● **Requirement**
Scan the entries below and extract each line with the word "values" in it.

● **Stored data**
-- Start --

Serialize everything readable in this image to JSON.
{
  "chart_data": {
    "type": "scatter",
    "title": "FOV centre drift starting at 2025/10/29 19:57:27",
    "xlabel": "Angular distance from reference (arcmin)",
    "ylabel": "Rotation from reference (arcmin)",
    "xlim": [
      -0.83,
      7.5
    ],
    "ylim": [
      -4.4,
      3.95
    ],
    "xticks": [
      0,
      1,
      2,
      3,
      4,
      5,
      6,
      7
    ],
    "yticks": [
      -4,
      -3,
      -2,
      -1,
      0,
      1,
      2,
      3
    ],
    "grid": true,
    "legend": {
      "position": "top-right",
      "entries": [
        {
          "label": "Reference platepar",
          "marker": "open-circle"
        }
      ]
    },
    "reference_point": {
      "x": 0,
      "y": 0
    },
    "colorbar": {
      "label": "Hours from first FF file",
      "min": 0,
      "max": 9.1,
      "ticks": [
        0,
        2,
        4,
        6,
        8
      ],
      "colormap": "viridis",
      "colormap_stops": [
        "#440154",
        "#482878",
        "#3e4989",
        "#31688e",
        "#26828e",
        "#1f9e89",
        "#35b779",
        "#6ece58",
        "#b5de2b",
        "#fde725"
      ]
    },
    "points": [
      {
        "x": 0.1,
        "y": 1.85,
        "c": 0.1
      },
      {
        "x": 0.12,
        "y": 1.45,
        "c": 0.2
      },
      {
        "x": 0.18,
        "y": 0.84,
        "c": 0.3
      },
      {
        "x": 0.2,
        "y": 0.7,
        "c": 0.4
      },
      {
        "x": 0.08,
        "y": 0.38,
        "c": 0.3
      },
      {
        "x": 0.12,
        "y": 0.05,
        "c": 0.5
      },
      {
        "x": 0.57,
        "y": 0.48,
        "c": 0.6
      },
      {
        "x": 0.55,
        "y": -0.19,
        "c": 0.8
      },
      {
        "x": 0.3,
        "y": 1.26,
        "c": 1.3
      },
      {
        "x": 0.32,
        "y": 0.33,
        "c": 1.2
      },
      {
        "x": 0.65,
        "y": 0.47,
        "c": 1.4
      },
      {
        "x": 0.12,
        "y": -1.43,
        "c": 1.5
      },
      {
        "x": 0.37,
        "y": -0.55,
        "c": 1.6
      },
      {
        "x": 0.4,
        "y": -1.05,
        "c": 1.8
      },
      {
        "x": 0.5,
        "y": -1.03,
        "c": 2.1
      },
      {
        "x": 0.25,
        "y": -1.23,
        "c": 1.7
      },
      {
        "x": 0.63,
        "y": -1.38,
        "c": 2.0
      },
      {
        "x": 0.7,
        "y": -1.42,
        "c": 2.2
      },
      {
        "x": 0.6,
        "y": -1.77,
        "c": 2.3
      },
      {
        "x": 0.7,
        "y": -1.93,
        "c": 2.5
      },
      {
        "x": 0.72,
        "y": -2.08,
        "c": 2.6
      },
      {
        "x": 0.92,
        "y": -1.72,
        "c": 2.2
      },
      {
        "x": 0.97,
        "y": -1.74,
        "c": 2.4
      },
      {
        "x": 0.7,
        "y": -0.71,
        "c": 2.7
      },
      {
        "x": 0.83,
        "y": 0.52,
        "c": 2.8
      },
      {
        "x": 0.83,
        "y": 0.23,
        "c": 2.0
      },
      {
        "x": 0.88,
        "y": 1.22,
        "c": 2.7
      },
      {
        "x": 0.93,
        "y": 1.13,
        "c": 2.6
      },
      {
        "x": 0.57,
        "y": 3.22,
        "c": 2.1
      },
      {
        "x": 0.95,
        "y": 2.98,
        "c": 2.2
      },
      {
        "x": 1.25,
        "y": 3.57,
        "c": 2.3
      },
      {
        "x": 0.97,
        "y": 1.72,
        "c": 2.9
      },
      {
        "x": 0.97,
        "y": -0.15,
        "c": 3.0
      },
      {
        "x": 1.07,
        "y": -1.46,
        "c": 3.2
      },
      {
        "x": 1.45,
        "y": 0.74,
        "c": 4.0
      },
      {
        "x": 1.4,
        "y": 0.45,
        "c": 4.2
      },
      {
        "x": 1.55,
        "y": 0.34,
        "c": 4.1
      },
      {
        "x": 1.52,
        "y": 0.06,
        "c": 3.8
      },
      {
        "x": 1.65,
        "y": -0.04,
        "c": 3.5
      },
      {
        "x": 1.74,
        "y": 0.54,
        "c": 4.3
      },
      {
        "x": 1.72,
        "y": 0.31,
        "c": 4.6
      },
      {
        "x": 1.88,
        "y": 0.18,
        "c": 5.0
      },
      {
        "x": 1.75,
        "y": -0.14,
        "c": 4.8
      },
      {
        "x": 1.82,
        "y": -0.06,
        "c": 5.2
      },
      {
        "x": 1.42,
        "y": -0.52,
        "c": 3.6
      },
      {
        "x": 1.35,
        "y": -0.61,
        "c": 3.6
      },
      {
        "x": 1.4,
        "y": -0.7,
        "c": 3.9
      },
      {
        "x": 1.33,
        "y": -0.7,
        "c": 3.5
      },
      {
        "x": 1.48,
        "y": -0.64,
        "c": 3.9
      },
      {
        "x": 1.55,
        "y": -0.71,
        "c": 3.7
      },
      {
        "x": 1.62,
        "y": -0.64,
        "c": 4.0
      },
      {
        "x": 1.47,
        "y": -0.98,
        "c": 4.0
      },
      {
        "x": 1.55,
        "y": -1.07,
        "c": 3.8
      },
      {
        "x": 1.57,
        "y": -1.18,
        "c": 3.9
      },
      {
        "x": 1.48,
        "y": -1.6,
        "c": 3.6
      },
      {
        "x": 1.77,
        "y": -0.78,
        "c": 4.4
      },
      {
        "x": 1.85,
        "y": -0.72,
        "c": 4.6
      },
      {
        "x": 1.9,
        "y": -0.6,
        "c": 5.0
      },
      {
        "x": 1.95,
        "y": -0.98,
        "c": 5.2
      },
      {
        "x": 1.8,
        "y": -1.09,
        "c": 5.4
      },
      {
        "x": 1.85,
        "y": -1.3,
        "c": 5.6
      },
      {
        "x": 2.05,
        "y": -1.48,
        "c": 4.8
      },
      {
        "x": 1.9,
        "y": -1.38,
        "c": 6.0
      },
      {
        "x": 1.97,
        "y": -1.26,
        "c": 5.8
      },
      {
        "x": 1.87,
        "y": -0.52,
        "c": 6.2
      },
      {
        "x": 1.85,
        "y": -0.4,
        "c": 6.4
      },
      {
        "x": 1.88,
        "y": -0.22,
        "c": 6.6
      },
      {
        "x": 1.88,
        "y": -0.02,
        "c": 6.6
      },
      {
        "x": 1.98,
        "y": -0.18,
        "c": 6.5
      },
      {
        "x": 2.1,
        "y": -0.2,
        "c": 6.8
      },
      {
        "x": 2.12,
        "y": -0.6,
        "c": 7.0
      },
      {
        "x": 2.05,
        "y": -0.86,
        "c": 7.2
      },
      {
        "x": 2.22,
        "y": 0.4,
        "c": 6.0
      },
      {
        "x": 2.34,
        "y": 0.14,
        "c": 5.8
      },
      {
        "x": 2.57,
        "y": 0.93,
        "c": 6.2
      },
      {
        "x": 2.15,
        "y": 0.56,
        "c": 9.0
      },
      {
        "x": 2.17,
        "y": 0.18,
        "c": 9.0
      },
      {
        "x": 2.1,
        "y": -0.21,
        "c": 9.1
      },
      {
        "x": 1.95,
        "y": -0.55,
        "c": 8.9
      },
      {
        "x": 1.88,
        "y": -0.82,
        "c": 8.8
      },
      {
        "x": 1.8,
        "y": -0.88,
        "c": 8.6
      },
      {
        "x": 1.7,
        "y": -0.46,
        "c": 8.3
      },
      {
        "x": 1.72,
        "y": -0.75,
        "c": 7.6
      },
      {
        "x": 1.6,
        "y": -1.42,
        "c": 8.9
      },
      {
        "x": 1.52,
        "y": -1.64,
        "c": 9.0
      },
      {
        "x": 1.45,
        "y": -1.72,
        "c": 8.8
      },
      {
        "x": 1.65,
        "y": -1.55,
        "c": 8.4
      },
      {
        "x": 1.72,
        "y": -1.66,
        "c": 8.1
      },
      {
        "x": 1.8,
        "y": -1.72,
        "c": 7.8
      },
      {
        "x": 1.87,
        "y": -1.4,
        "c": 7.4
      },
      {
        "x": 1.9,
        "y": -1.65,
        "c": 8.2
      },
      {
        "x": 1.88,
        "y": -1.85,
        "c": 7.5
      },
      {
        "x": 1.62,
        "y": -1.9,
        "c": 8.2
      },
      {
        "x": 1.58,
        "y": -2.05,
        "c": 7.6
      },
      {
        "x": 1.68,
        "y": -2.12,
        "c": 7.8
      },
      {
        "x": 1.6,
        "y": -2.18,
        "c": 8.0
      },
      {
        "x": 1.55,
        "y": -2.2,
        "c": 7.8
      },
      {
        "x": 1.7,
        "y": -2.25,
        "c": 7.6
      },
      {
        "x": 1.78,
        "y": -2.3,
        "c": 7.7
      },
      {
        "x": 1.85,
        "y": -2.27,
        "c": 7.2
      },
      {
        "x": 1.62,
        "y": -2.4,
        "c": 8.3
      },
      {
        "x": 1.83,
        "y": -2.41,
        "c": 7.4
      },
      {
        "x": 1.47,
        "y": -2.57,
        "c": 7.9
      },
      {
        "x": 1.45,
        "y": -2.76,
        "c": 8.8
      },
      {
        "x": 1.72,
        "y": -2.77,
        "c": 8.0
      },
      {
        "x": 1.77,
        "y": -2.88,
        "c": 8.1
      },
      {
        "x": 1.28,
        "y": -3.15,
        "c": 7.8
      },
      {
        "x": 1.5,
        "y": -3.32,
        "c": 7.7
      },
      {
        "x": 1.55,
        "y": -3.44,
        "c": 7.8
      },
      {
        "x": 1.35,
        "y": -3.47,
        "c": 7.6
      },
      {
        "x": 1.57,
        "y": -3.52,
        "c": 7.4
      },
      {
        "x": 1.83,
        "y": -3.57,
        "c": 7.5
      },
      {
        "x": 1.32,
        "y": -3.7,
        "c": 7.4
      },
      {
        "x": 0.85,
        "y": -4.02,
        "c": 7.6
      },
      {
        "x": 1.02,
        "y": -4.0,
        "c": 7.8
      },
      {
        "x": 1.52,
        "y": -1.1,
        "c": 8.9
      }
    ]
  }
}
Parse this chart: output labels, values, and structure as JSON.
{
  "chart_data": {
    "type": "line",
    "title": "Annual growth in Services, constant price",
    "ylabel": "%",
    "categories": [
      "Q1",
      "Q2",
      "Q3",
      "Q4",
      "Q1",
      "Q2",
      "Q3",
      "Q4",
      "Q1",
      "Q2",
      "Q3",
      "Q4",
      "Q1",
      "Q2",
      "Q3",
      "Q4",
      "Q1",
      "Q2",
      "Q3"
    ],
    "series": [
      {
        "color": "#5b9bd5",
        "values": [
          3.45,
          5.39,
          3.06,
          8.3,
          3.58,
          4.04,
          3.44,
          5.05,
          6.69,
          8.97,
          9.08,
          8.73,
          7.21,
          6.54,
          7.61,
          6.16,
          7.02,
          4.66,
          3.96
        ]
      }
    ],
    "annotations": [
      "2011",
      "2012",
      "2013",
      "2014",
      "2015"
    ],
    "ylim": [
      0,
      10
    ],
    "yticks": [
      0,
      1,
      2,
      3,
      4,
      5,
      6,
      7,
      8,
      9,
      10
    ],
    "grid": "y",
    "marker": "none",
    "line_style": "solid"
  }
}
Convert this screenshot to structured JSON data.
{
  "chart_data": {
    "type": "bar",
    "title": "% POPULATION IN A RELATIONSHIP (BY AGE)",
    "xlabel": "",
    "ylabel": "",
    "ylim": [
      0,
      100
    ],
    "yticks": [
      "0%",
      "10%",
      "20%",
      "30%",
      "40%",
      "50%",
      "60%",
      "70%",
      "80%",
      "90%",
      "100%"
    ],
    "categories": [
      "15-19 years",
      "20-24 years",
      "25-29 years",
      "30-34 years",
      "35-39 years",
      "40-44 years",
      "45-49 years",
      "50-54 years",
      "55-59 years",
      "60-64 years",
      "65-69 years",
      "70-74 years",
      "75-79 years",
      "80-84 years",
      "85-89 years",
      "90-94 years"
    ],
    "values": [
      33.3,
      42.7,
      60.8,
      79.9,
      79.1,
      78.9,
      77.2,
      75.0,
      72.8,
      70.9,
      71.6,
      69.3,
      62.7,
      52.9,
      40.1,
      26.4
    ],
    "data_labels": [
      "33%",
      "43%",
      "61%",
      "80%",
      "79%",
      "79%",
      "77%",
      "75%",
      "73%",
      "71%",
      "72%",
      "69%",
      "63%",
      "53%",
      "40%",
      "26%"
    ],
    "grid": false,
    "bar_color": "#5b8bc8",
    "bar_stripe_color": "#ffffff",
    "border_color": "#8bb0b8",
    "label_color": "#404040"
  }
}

-- End --

● **Task response**
Parse this chart: output labels, values, and structure as JSON.
        "values": [
    "values": [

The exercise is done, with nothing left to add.